[Recorded data]
○ ○ ○ ○ ○ ○ ○
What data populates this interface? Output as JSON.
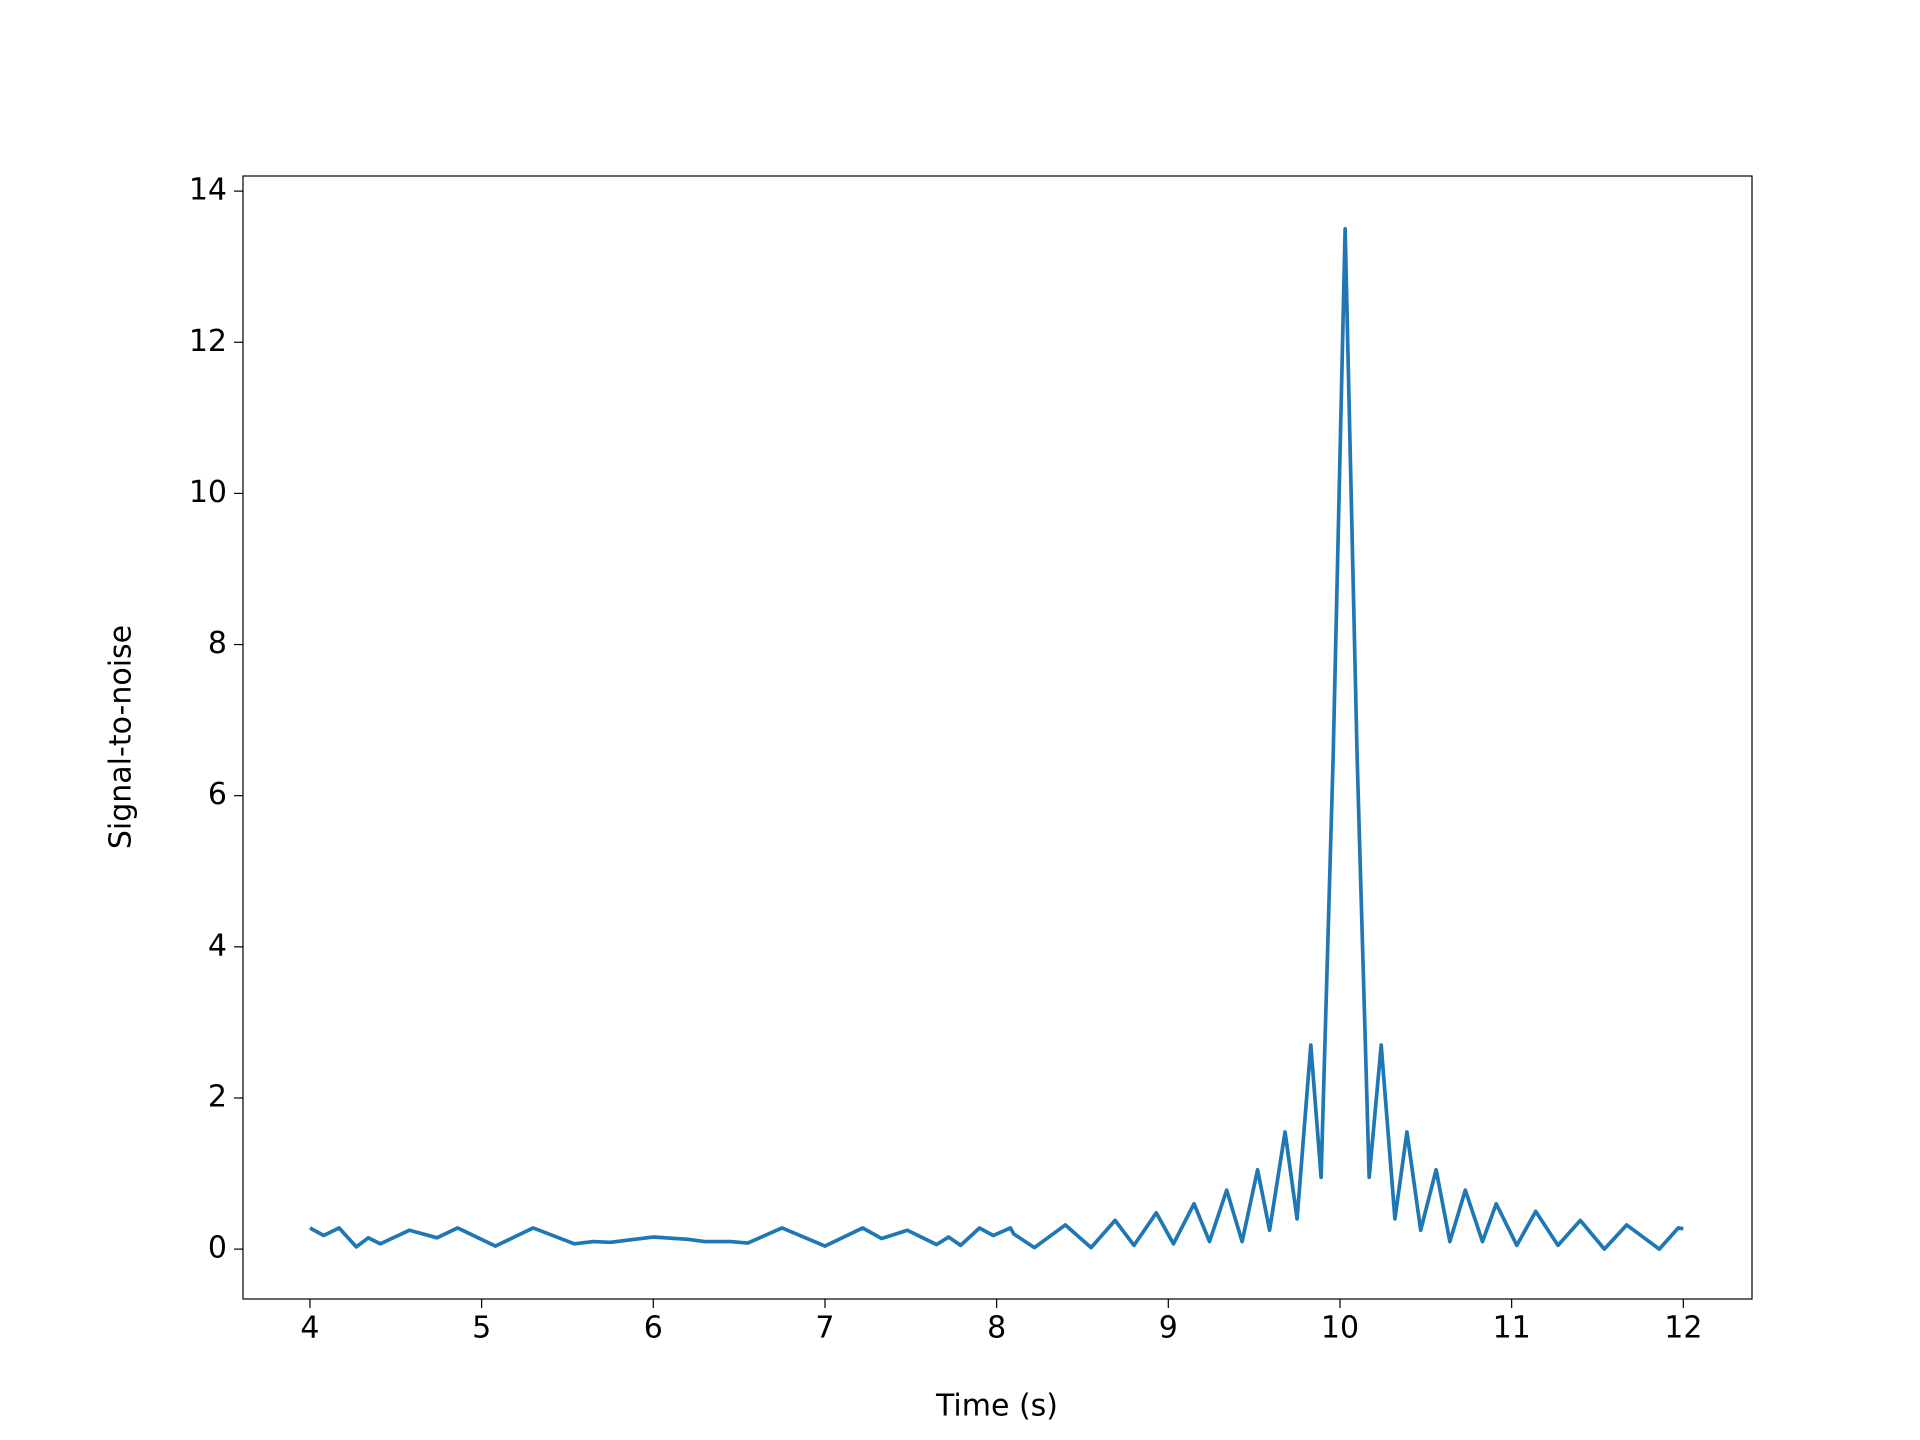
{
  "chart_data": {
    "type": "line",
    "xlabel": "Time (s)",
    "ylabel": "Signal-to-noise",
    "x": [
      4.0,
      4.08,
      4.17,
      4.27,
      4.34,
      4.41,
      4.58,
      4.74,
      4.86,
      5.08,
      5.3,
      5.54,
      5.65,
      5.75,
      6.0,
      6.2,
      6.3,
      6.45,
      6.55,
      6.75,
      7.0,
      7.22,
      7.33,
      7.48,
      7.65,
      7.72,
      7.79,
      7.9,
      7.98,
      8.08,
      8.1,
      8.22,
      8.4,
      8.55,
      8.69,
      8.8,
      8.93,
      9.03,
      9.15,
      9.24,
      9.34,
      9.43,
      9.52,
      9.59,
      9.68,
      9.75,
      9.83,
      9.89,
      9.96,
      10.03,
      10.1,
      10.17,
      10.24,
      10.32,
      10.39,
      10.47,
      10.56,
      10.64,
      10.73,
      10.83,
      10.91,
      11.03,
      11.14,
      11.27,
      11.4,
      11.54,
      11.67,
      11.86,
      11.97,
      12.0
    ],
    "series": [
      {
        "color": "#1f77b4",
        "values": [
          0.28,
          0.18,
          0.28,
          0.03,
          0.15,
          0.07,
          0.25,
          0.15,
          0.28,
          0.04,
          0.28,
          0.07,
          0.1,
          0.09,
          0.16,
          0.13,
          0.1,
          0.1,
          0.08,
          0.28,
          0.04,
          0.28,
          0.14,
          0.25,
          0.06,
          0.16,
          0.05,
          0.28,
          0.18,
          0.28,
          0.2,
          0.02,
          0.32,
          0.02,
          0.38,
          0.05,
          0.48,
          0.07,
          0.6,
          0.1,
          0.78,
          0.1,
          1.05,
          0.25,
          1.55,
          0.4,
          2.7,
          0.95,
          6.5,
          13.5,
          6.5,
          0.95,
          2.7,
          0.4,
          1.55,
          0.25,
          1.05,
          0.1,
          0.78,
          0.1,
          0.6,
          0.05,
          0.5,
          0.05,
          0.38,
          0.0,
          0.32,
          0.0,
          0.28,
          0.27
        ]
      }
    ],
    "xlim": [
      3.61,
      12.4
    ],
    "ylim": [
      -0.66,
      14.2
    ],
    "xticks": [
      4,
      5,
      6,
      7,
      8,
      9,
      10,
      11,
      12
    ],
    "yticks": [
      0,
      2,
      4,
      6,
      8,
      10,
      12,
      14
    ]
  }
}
○ ○ ○ ○ ○ ○ ○
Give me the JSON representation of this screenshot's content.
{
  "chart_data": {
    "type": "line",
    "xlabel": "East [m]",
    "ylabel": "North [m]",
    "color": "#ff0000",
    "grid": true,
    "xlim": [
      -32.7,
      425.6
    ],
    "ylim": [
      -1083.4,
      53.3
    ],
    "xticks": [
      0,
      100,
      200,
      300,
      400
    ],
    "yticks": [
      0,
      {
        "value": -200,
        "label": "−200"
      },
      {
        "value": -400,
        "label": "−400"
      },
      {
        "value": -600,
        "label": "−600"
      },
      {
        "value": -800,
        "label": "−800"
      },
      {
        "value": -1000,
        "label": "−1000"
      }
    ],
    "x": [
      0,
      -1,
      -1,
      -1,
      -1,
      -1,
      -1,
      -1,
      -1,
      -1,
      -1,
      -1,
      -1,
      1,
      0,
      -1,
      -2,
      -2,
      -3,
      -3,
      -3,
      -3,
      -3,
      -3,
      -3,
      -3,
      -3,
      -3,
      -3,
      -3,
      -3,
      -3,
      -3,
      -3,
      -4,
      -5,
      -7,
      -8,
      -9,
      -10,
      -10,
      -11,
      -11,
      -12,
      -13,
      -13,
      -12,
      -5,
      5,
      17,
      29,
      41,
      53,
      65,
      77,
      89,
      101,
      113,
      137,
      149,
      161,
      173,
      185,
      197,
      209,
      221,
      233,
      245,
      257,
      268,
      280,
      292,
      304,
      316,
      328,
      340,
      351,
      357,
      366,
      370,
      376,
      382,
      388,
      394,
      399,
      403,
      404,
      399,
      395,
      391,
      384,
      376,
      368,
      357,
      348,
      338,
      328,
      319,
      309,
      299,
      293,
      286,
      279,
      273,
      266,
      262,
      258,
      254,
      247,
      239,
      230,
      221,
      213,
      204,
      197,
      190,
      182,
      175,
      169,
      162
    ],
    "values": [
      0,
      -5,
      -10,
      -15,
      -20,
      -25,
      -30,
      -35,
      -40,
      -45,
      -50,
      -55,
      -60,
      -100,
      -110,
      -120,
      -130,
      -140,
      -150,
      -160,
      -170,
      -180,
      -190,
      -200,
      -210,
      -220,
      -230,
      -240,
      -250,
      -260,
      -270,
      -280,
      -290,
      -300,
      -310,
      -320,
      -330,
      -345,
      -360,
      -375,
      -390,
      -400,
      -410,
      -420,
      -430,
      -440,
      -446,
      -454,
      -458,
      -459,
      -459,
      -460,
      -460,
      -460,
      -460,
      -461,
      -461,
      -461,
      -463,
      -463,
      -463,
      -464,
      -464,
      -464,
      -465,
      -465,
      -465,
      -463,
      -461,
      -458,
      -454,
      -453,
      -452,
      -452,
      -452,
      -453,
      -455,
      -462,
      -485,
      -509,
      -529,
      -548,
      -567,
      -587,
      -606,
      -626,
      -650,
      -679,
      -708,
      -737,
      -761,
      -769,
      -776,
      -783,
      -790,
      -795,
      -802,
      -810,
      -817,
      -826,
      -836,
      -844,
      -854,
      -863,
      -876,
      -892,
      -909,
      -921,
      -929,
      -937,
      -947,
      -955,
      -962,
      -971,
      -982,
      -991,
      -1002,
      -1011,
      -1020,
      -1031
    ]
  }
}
○ ○ ○ ○ ○ ○ ○
#### THE REQUEST:
Read the entries and show each line that mentions "ylabel".

#### FINAL RESULT:
    "ylabel": "Signal-to-noise",
    "ylabel": "North [m]",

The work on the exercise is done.